> **Brief**
Go through the records and copy each line where the word "spreading" occurs.

─── Stored rows

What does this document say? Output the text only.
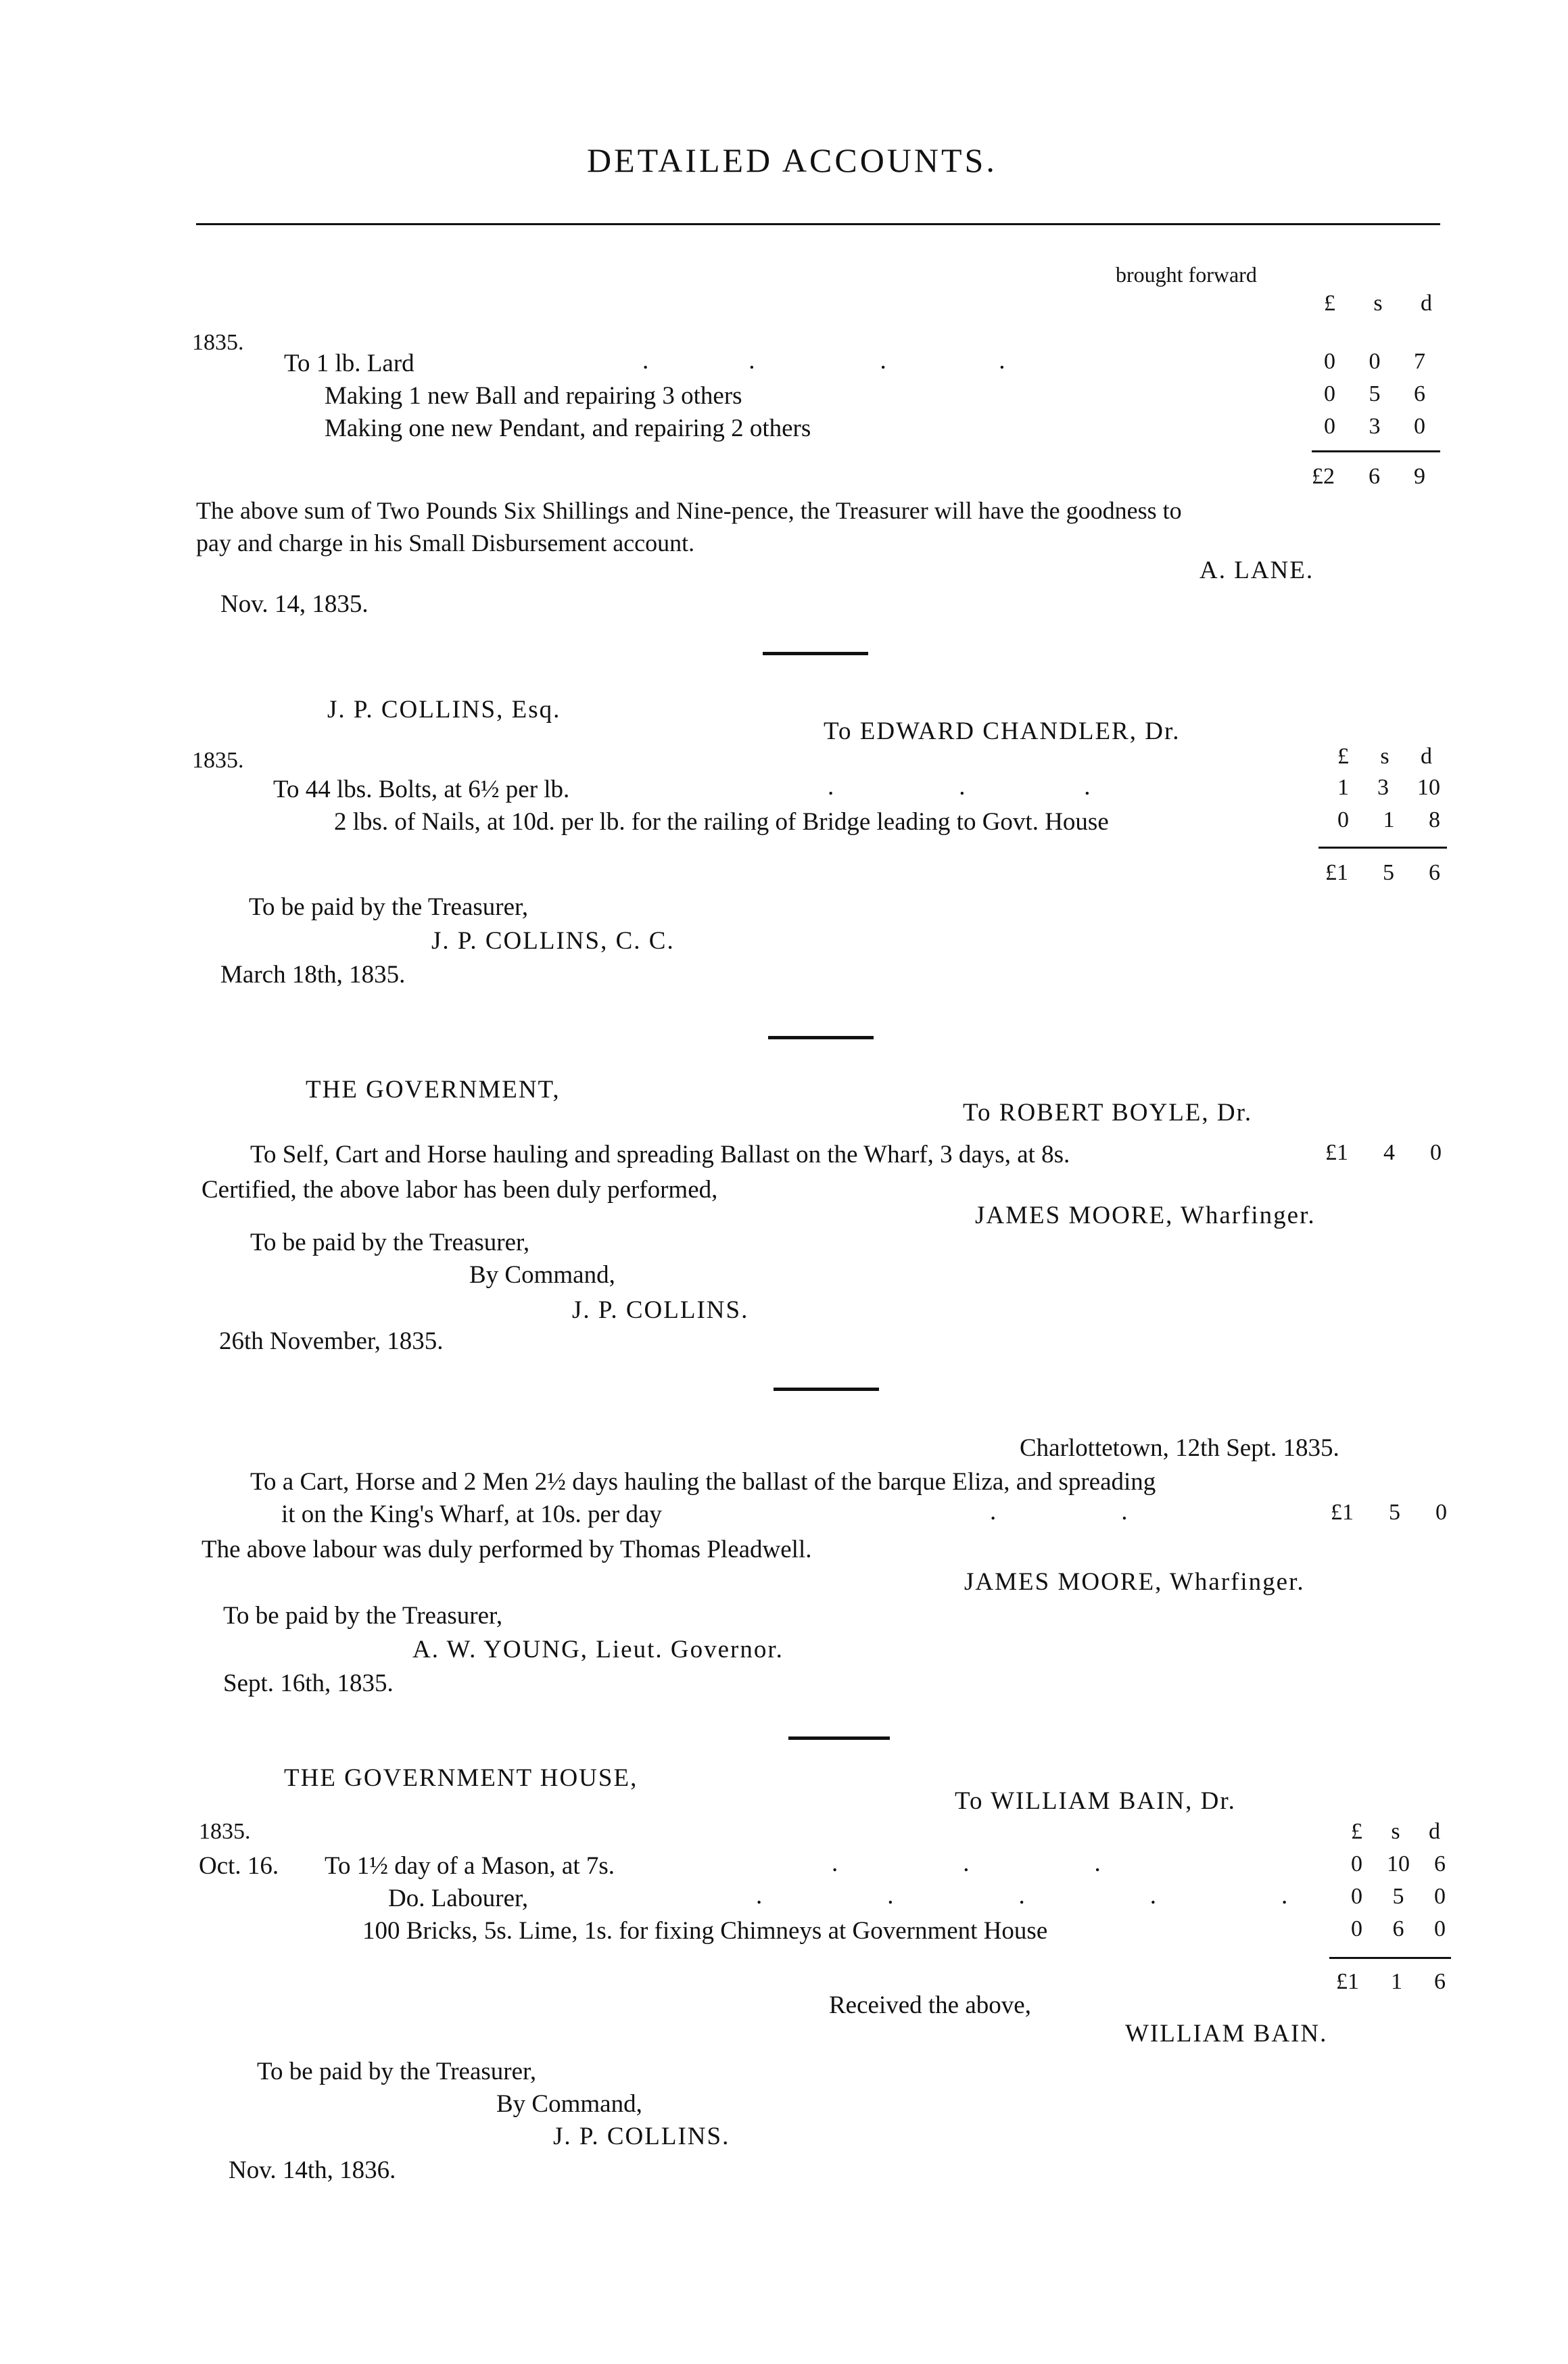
DETAILED ACCOUNTS.
brought forward
£ s d
1835.
To 1 lb. Lard	.                .                    .                  .	0 0 7
Making 1 new Ball and repairing 3 others	0 5 6
Making one new Pendant, and repairing 2 others	0 3 0
£2 6 9
The above sum of Two Pounds Six Shillings and Nine-pence, the Treasurer will have the goodness to
pay and charge in his Small Disbursement account.
A. LANE.
Nov. 14, 1835.
J. P. COLLINS, Esq.
To EDWARD CHANDLER, Dr.
1835.	£ s d
To 44 lbs. Bolts, at 6½ per lb.	.                    .                   .	1 3 10
2 lbs. of Nails, at 10d. per lb. for the railing of Bridge leading to Govt. House	0 1 8
£1 5 6
To be paid by the Treasurer,
J. P. COLLINS, C. C.
March 18th, 1835.
THE GOVERNMENT,
To ROBERT BOYLE, Dr.
To Self, Cart and Horse hauling and spreading Ballast on the Wharf, 3 days, at 8s.	£1 4 0
Certified, the above labor has been duly performed,
JAMES MOORE, Wharfinger.
To be paid by the Treasurer,
By Command,
J. P. COLLINS.
26th November, 1835.
Charlottetown, 12th Sept. 1835.
To a Cart, Horse and 2 Men 2½ days hauling the ballast of the barque Eliza, and spreading
it on the King's Wharf, at 10s. per day	.                    .	£1 5 0
The above labour was duly performed by Thomas Pleadwell.
JAMES MOORE, Wharfinger.
To be paid by the Treasurer,
A. W. YOUNG, Lieut. Governor.
Sept. 16th, 1835.
THE GOVERNMENT HOUSE,
To WILLIAM BAIN, Dr.
1835.	£ s d
Oct. 16. To 1½ day of a Mason, at 7s.	.                    .                    .	0 10 6
Do. Labourer,	.                    .                    .                    .                    .	0 5 0
100 Bricks, 5s. Lime, 1s. for fixing Chimneys at Government House	0 6 0
£1 1 6
Received the above,
WILLIAM BAIN.
To be paid by the Treasurer,
By Command,
J. P. COLLINS.
Nov. 14th, 1836.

──────

> **Problem solution**
To Self, Cart and Horse hauling and spreading Ballast on the Wharf, 3 days, at 8s.	£1 4 0
To a Cart, Horse and 2 Men 2½ days hauling the ballast of the barque Eliza, and spreading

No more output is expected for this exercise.